- [AIM]: Copy the data exactly; pictures stay out of the copy.

*** DATA SHOWN

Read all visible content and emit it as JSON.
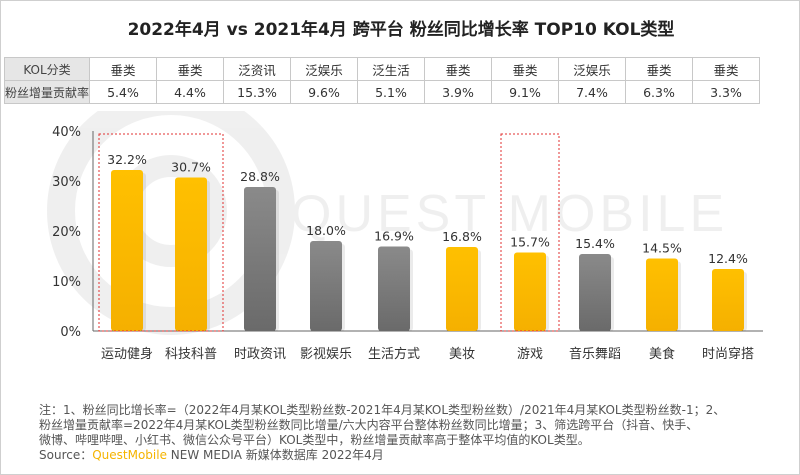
{
  "title": "2022年4月 vs 2021年4月 跨平台 粉丝同比增长率 TOP10 KOL类型",
  "table": {
    "row1_header": "KOL分类",
    "row1": [
      "垂类",
      "垂类",
      "泛资讯",
      "泛娱乐",
      "泛生活",
      "垂类",
      "垂类",
      "泛娱乐",
      "垂类",
      "垂类"
    ],
    "row2_header": "粉丝增量贡献率",
    "row2": [
      "5.4%",
      "4.4%",
      "15.3%",
      "9.6%",
      "5.1%",
      "3.9%",
      "9.1%",
      "7.4%",
      "6.3%",
      "3.3%"
    ]
  },
  "chart_data": {
    "type": "bar",
    "categories": [
      "运动健身",
      "科技科普",
      "时政资讯",
      "影视娱乐",
      "生活方式",
      "美妆",
      "游戏",
      "音乐舞蹈",
      "美食",
      "时尚穿搭"
    ],
    "values": [
      32.2,
      30.7,
      28.8,
      18.0,
      16.9,
      16.8,
      15.7,
      15.4,
      14.5,
      12.4
    ],
    "data_labels": [
      "32.2%",
      "30.7%",
      "28.8%",
      "18.0%",
      "16.9%",
      "16.8%",
      "15.7%",
      "15.4%",
      "14.5%",
      "12.4%"
    ],
    "bar_colors": [
      "#FFC000",
      "#FFC000",
      "#7f7f7f",
      "#7f7f7f",
      "#7f7f7f",
      "#FFC000",
      "#FFC000",
      "#7f7f7f",
      "#FFC000",
      "#FFC000"
    ],
    "highlighted": [
      "运动健身",
      "科技科普",
      "游戏"
    ],
    "highlight_color": "#e03030",
    "ylim": [
      0,
      40
    ],
    "yticks": [
      "0%",
      "10%",
      "20%",
      "30%",
      "40%"
    ],
    "grid": false
  },
  "watermark": "QUEST MOBILE",
  "note": {
    "lines": [
      "注：1、粉丝同比增长率=（2022年4月某KOL类型粉丝数-2021年4月某KOL类型粉丝数）/2021年4月某KOL类型粉丝数-1；2、",
      "粉丝增量贡献率=2022年4月某KOL类型粉丝数同比增量/六大内容平台整体粉丝数同比增量；3、筛选跨平台（抖音、快手、",
      "微博、哔哩哔哩、小红书、微信公众号平台）KOL类型中，粉丝增量贡献率高于整体平均值的KOL类型。"
    ],
    "source_label": "Source：",
    "source_brand": "QuestMobile",
    "source_rest": " NEW MEDIA 新媒体数据库 2022年4月"
  }
}
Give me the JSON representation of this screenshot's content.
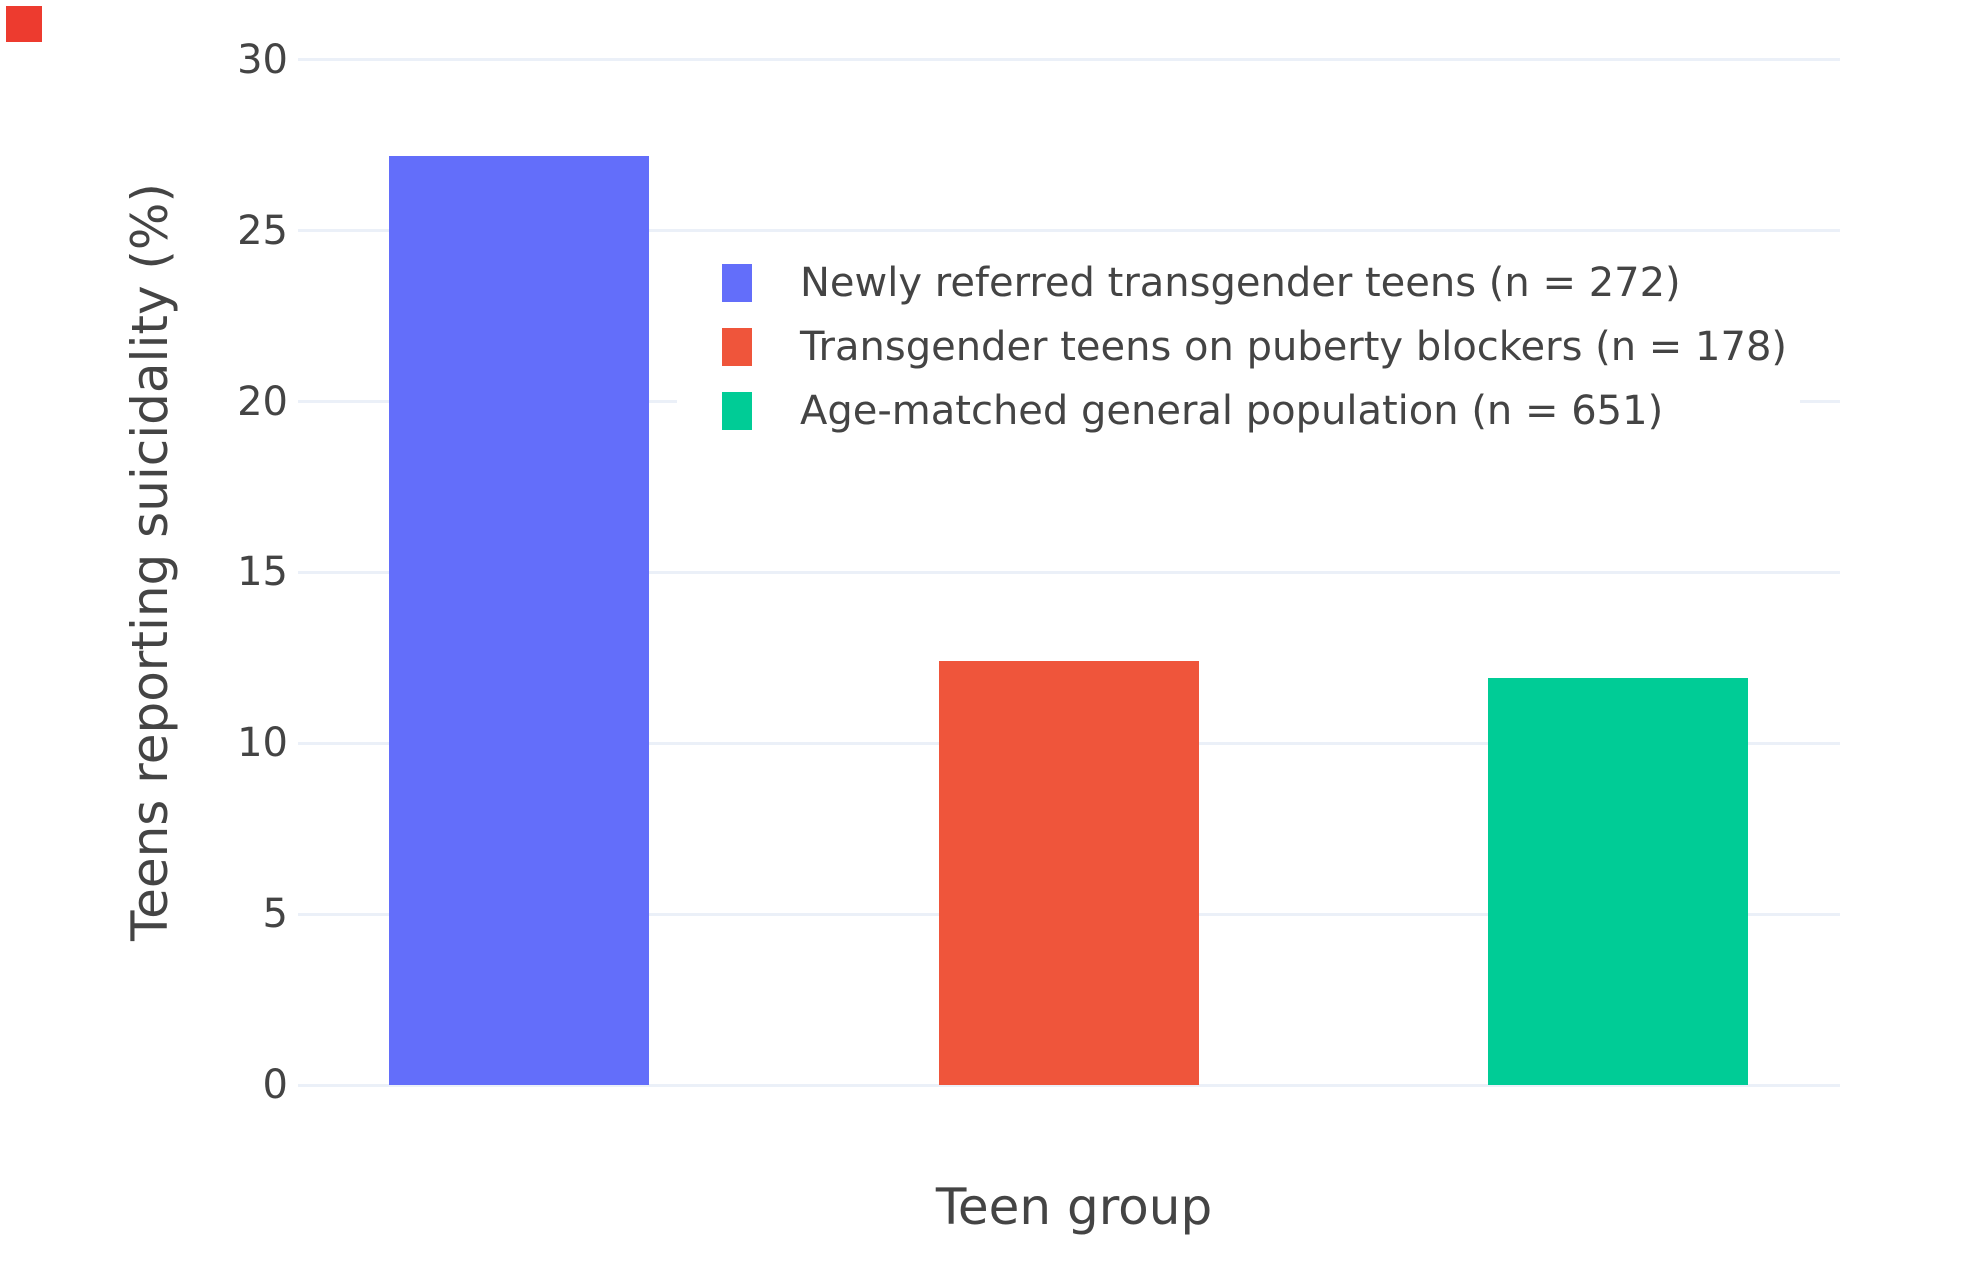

******

- [ANSWER TO THIS EXERCISE]:
Read all visible content and emit it as JSON.
{
  "title": "2022年4月 vs 2021年4月 跨平台 粉丝同比增长率 TOP10 KOL类型",
  "table": {
    "row1_header": "KOL分类",
    "row1": [
      "垂类",
      "垂类",
      "泛资讯",
      "泛娱乐",
      "泛生活",
      "垂类",
      "垂类",
      "泛娱乐",
      "垂类",
      "垂类"
    ],
    "row2_header": "粉丝增量贡献率",
    "row2": [
      "5.4%",
      "4.4%",
      "15.3%",
      "9.6%",
      "5.1%",
      "3.9%",
      "9.1%",
      "7.4%",
      "6.3%",
      "3.3%"
    ]
  },
  "chart_data": {
    "type": "bar",
    "categories": [
      "运动健身",
      "科技科普",
      "时政资讯",
      "影视娱乐",
      "生活方式",
      "美妆",
      "游戏",
      "音乐舞蹈",
      "美食",
      "时尚穿搭"
    ],
    "values": [
      32.2,
      30.7,
      28.8,
      18.0,
      16.9,
      16.8,
      15.7,
      15.4,
      14.5,
      12.4
    ],
    "data_labels": [
      "32.2%",
      "30.7%",
      "28.8%",
      "18.0%",
      "16.9%",
      "16.8%",
      "15.7%",
      "15.4%",
      "14.5%",
      "12.4%"
    ],
    "bar_colors": [
      "#FFC000",
      "#FFC000",
      "#7f7f7f",
      "#7f7f7f",
      "#7f7f7f",
      "#FFC000",
      "#FFC000",
      "#7f7f7f",
      "#FFC000",
      "#FFC000"
    ],
    "highlighted": [
      "运动健身",
      "科技科普",
      "游戏"
    ],
    "highlight_color": "#e03030",
    "ylim": [
      0,
      40
    ],
    "yticks": [
      "0%",
      "10%",
      "20%",
      "30%",
      "40%"
    ],
    "grid": false
  },
  "watermark": "QUEST MOBILE",
  "note": {
    "lines": [
      "注：1、粉丝同比增长率=（2022年4月某KOL类型粉丝数-2021年4月某KOL类型粉丝数）/2021年4月某KOL类型粉丝数-1；2、",
      "粉丝增量贡献率=2022年4月某KOL类型粉丝数同比增量/六大内容平台整体粉丝数同比增量；3、筛选跨平台（抖音、快手、",
      "微博、哔哩哔哩、小红书、微信公众号平台）KOL类型中，粉丝增量贡献率高于整体平均值的KOL类型。"
    ],
    "source_label": "Source：",
    "source_brand": "QuestMobile",
    "source_rest": " NEW MEDIA 新媒体数据库 2022年4月"
  }
}
Give me the JSON representation of this screenshot's content.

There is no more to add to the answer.